The exercise: Count every line in the entries that follow where the word "Generic" appears, then state only the total.

===== Extracted material

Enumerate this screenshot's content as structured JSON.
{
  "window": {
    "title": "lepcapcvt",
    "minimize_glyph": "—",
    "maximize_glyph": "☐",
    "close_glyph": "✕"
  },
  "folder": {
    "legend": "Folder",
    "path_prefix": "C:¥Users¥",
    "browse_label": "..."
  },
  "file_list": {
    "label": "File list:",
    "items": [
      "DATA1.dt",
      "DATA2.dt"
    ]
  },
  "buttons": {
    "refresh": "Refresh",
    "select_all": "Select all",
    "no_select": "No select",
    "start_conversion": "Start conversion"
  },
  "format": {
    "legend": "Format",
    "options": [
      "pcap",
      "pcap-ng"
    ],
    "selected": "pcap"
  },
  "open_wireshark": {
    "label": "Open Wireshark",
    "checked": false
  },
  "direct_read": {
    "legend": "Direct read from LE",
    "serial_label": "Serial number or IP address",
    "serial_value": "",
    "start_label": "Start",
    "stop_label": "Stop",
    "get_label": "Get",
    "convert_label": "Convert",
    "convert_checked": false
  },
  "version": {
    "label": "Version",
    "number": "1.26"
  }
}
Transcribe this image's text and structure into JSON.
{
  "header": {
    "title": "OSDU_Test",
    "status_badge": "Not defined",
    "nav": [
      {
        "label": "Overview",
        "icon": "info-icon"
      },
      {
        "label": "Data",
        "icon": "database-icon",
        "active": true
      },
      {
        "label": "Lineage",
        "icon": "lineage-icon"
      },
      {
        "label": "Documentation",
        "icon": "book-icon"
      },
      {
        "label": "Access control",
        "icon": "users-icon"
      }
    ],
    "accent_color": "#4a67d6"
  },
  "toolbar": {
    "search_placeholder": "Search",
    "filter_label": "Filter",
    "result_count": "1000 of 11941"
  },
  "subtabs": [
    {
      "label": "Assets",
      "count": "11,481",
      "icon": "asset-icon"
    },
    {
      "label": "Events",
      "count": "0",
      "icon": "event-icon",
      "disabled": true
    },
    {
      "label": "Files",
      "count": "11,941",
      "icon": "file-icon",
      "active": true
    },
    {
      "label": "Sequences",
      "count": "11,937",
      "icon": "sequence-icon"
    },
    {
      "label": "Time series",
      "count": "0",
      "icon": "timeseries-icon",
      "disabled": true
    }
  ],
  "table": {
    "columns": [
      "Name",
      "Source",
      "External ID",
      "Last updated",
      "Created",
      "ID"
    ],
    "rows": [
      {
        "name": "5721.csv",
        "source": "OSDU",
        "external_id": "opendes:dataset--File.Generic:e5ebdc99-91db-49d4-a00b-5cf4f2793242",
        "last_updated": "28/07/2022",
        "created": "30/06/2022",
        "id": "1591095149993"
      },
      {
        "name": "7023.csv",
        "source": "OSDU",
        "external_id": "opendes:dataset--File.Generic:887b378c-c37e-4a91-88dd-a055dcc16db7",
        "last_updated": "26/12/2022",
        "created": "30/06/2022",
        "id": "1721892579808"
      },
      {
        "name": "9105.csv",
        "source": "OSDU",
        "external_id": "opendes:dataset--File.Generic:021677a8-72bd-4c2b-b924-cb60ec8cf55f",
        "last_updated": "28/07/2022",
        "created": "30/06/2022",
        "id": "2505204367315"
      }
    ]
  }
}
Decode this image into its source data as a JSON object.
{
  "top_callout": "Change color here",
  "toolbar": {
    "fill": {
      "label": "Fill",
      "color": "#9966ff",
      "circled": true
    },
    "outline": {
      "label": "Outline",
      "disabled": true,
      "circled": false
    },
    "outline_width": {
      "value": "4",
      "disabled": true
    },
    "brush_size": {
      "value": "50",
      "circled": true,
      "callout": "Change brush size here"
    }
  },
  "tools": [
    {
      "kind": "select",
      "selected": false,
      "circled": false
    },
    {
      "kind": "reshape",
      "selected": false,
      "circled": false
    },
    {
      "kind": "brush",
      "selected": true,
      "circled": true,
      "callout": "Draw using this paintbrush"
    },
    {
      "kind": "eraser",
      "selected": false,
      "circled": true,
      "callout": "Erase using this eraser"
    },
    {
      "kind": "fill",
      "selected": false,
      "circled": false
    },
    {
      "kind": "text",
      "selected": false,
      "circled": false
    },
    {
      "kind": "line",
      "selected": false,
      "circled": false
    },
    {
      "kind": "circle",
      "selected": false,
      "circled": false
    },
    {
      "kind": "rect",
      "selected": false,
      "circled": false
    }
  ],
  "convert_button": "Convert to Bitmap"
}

==========

Solved exercise: 3